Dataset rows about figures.

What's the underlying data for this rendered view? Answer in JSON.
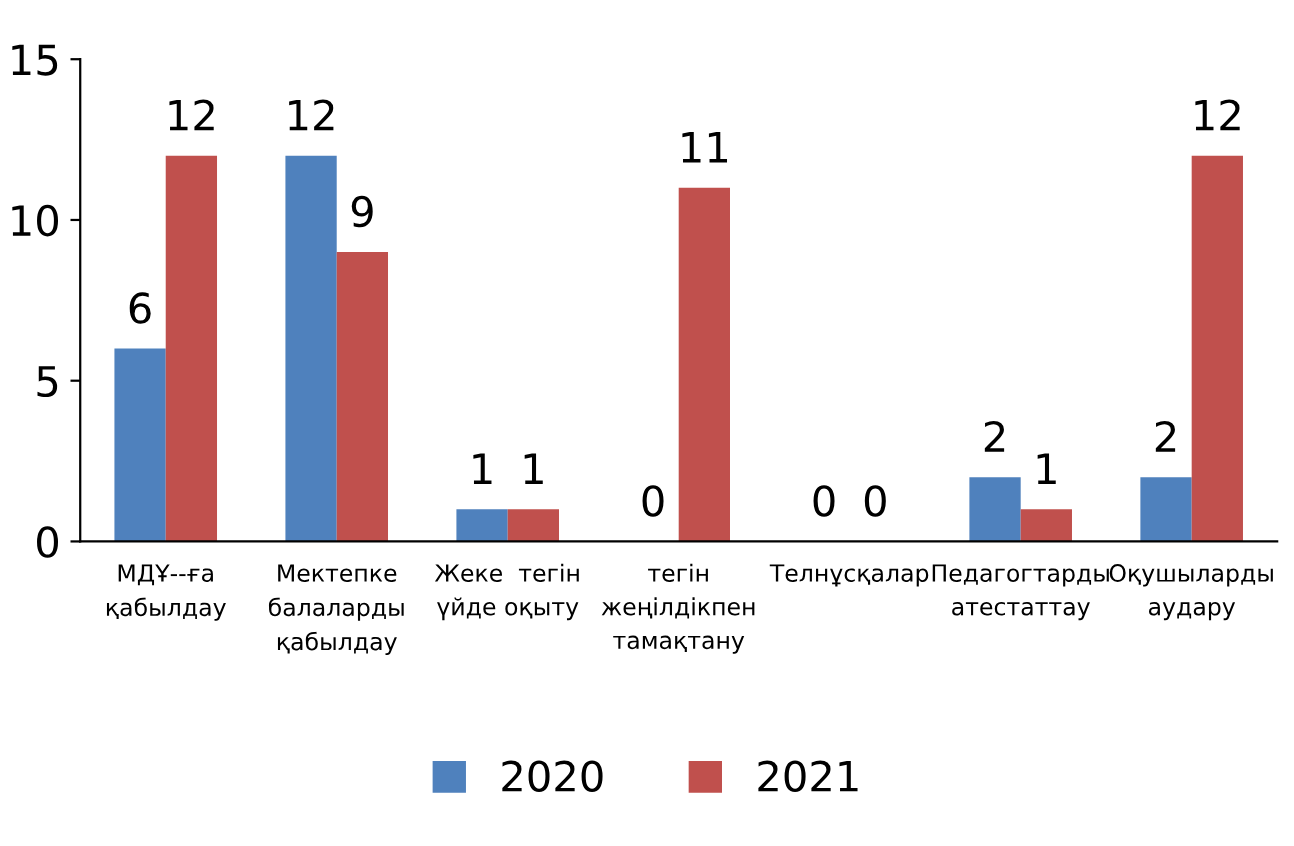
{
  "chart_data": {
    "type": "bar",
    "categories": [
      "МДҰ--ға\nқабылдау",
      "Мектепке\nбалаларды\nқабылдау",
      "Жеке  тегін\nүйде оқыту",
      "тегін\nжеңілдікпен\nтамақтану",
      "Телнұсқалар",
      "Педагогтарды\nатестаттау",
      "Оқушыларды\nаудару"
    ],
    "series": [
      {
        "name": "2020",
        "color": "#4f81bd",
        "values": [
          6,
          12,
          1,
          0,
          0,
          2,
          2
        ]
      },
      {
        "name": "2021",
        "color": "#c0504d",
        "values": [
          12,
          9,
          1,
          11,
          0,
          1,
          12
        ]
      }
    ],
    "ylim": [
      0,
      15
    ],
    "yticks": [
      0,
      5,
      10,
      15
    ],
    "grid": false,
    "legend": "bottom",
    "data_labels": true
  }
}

WHAT IS REQUIRED. Copy the material above exactly and drop the pictures.

WORKED ANSWER.
What's the underlying data for this rendered view? Answer in JSON.
{
  "chart_data": {
    "type": "bar",
    "categories": [
      "МДҰ--ға\nқабылдау",
      "Мектепке\nбалаларды\nқабылдау",
      "Жеке  тегін\nүйде оқыту",
      "тегін\nжеңілдікпен\nтамақтану",
      "Телнұсқалар",
      "Педагогтарды\nатестаттау",
      "Оқушыларды\nаудару"
    ],
    "series": [
      {
        "name": "2020",
        "color": "#4f81bd",
        "values": [
          6,
          12,
          1,
          0,
          0,
          2,
          2
        ]
      },
      {
        "name": "2021",
        "color": "#c0504d",
        "values": [
          12,
          9,
          1,
          11,
          0,
          1,
          12
        ]
      }
    ],
    "ylim": [
      0,
      15
    ],
    "yticks": [
      0,
      5,
      10,
      15
    ],
    "grid": false,
    "legend": "bottom",
    "data_labels": true
  }
}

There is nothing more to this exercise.